§ AIM
Reproduce every record exactly as it appears, but not the pictures.

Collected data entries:
########

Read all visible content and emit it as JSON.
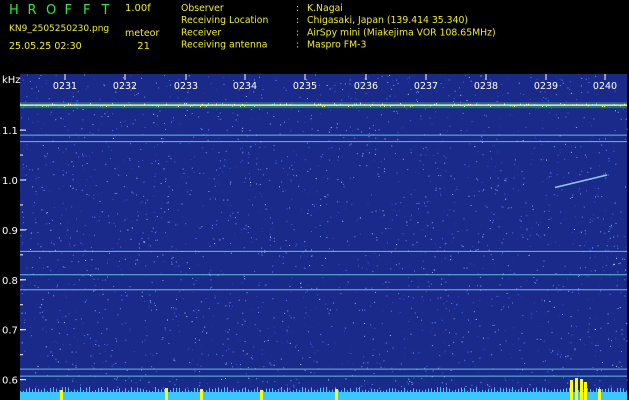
{
  "header": {
    "logo_letters": [
      "H",
      "R",
      "O",
      "F",
      "F",
      "T"
    ],
    "version": "1.00f",
    "filename": "KN9_2505250230.png",
    "datetime": "25.05.25 02:30",
    "meteor_label": "meteor",
    "meteor_count": "21",
    "info": [
      {
        "key": "Observer",
        "sep": ":",
        "value": "K.Nagai"
      },
      {
        "key": "Receiving Location",
        "sep": ":",
        "value": "Chigasaki, Japan (139.414 35.340)"
      },
      {
        "key": "Receiver",
        "sep": ":",
        "value": "AirSpy mini (Miakejima VOR 108.65MHz)"
      },
      {
        "key": "Receiving antenna",
        "sep": ":",
        "value": "Maspro FM-3"
      }
    ]
  },
  "chart_data": {
    "type": "heatmap",
    "ylabel": "kHz",
    "time_ticks": [
      "0231",
      "0232",
      "0233",
      "0234",
      "0235",
      "0236",
      "0237",
      "0238",
      "0239",
      "0240"
    ],
    "y_ticks": [
      1.1,
      1.0,
      0.9,
      0.8,
      0.7,
      0.6
    ],
    "ylim": [
      0.58,
      1.2
    ],
    "grid": false,
    "colors": {
      "background": "#1a2a8a",
      "noise_bright": "#5a7cff",
      "lines": "#6ed8e8",
      "carrier": "#e8ff5a",
      "bottom_bar": "#37c8ff",
      "spikes": "#ffff00"
    },
    "horizontal_lines_khz": [
      1.15,
      1.09,
      1.077,
      0.857,
      0.81,
      0.78,
      0.621,
      0.607
    ],
    "carrier_khz": 1.15,
    "meteor_echo": {
      "from": {
        "time": "0239.3",
        "khz": 0.985
      },
      "to": {
        "time": "0240",
        "khz": 1.01
      }
    }
  }
}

########

§ RIGHT ANSWER
Read all visible content and emit it as JSON.
{
  "header": {
    "logo_letters": [
      "H",
      "R",
      "O",
      "F",
      "F",
      "T"
    ],
    "version": "1.00f",
    "filename": "KN9_2505250230.png",
    "datetime": "25.05.25 02:30",
    "meteor_label": "meteor",
    "meteor_count": "21",
    "info": [
      {
        "key": "Observer",
        "sep": ":",
        "value": "K.Nagai"
      },
      {
        "key": "Receiving Location",
        "sep": ":",
        "value": "Chigasaki, Japan (139.414 35.340)"
      },
      {
        "key": "Receiver",
        "sep": ":",
        "value": "AirSpy mini (Miakejima VOR 108.65MHz)"
      },
      {
        "key": "Receiving antenna",
        "sep": ":",
        "value": "Maspro FM-3"
      }
    ]
  },
  "chart_data": {
    "type": "heatmap",
    "ylabel": "kHz",
    "time_ticks": [
      "0231",
      "0232",
      "0233",
      "0234",
      "0235",
      "0236",
      "0237",
      "0238",
      "0239",
      "0240"
    ],
    "y_ticks": [
      1.1,
      1.0,
      0.9,
      0.8,
      0.7,
      0.6
    ],
    "ylim": [
      0.58,
      1.2
    ],
    "grid": false,
    "colors": {
      "background": "#1a2a8a",
      "noise_bright": "#5a7cff",
      "lines": "#6ed8e8",
      "carrier": "#e8ff5a",
      "bottom_bar": "#37c8ff",
      "spikes": "#ffff00"
    },
    "horizontal_lines_khz": [
      1.15,
      1.09,
      1.077,
      0.857,
      0.81,
      0.78,
      0.621,
      0.607
    ],
    "carrier_khz": 1.15,
    "meteor_echo": {
      "from": {
        "time": "0239.3",
        "khz": 0.985
      },
      "to": {
        "time": "0240",
        "khz": 1.01
      }
    }
  }
}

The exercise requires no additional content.